**Task prompt**
Check every line for the word "this" and give the number of lines where it occurs, nothing else.

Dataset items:
=-=-=

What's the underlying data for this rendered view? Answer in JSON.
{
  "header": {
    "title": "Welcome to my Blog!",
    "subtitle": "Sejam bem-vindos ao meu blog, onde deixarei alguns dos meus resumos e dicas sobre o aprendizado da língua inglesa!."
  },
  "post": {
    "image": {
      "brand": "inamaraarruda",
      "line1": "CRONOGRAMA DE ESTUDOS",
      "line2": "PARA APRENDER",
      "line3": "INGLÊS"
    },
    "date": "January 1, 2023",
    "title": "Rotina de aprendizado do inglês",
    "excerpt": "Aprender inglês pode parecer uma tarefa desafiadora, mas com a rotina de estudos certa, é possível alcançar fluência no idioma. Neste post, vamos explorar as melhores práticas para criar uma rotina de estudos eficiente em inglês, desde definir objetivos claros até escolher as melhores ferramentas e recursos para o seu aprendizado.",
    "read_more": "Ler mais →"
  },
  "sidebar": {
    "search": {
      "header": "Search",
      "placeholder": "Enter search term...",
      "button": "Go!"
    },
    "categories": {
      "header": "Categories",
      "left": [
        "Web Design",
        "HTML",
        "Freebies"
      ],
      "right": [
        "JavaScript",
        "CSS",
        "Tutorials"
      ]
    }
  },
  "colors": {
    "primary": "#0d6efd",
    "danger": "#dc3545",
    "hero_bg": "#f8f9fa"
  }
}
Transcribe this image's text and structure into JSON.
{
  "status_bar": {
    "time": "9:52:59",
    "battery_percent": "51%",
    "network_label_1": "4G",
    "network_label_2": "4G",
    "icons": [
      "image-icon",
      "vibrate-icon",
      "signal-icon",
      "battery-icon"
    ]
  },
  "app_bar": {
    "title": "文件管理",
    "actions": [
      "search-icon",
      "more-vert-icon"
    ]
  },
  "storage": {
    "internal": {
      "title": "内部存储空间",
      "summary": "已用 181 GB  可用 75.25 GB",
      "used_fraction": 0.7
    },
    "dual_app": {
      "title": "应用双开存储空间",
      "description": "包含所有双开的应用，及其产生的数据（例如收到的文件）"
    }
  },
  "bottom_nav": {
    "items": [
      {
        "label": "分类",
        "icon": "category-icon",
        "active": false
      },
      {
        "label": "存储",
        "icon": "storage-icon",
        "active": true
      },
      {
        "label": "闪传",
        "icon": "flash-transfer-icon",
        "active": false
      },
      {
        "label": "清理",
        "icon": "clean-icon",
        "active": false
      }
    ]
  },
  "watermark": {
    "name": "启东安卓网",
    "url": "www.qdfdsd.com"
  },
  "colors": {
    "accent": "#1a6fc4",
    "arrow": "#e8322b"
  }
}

=-=-=

**Exercise result**
2